Instruction -
Word for word, quote all of the material, omitting the pictures.

Task inputs -
+++++

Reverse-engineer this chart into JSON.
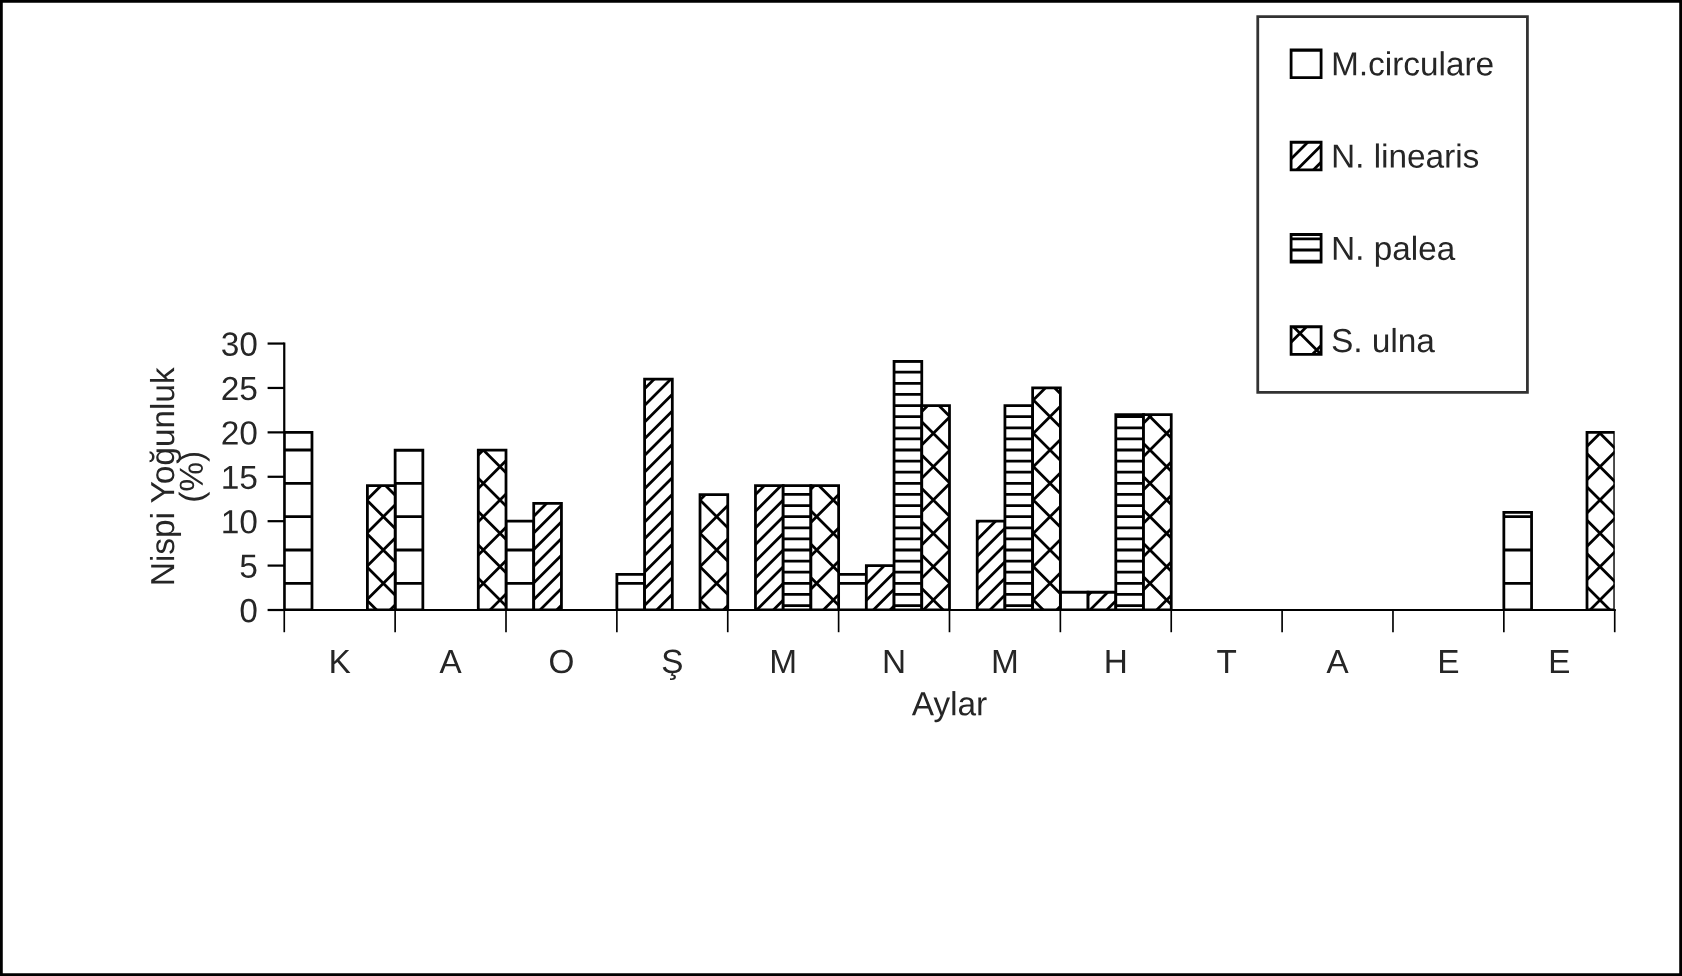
{
  "chart_data": {
    "type": "bar",
    "xlabel": "Aylar",
    "ylabel": "Nispi Yoğunluk\n(%)",
    "categories": [
      "K",
      "A",
      "O",
      "Ş",
      "M",
      "N",
      "M",
      "H",
      "T",
      "A",
      "E",
      "E"
    ],
    "series": [
      {
        "name": "M.circulare",
        "color": "#000000",
        "values": [
          20,
          18,
          10,
          4,
          null,
          4,
          null,
          2,
          null,
          null,
          null,
          11
        ]
      },
      {
        "name": "N. linearis",
        "color": "#000000",
        "values": [
          null,
          null,
          12,
          26,
          14,
          5,
          10,
          2,
          null,
          null,
          null,
          null
        ]
      },
      {
        "name": "N. palea",
        "color": "#000000",
        "values": [
          null,
          null,
          null,
          null,
          14,
          28,
          23,
          22,
          null,
          null,
          null,
          null
        ]
      },
      {
        "name": "S. ulna",
        "color": "#000000",
        "values": [
          14,
          18,
          null,
          13,
          14,
          23,
          25,
          22,
          null,
          null,
          null,
          20
        ]
      }
    ],
    "ylim": [
      0,
      30
    ],
    "yticks": [
      0,
      5,
      10,
      15,
      20,
      25,
      30
    ],
    "grid": false,
    "legend": "top right"
  }
}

+++++

The answer -
Reverse-engineer this chart into JSON.
{
  "chart_data": {
    "type": "bar",
    "xlabel": "Aylar",
    "ylabel": "Nispi Yoğunluk\n(%)",
    "categories": [
      "K",
      "A",
      "O",
      "Ş",
      "M",
      "N",
      "M",
      "H",
      "T",
      "A",
      "E",
      "E"
    ],
    "series": [
      {
        "name": "M.circulare",
        "color": "#000000",
        "values": [
          20,
          18,
          10,
          4,
          null,
          4,
          null,
          2,
          null,
          null,
          null,
          11
        ]
      },
      {
        "name": "N. linearis",
        "color": "#000000",
        "values": [
          null,
          null,
          12,
          26,
          14,
          5,
          10,
          2,
          null,
          null,
          null,
          null
        ]
      },
      {
        "name": "N. palea",
        "color": "#000000",
        "values": [
          null,
          null,
          null,
          null,
          14,
          28,
          23,
          22,
          null,
          null,
          null,
          null
        ]
      },
      {
        "name": "S. ulna",
        "color": "#000000",
        "values": [
          14,
          18,
          null,
          13,
          14,
          23,
          25,
          22,
          null,
          null,
          null,
          20
        ]
      }
    ],
    "ylim": [
      0,
      30
    ],
    "yticks": [
      0,
      5,
      10,
      15,
      20,
      25,
      30
    ],
    "grid": false,
    "legend": "top right"
  }
}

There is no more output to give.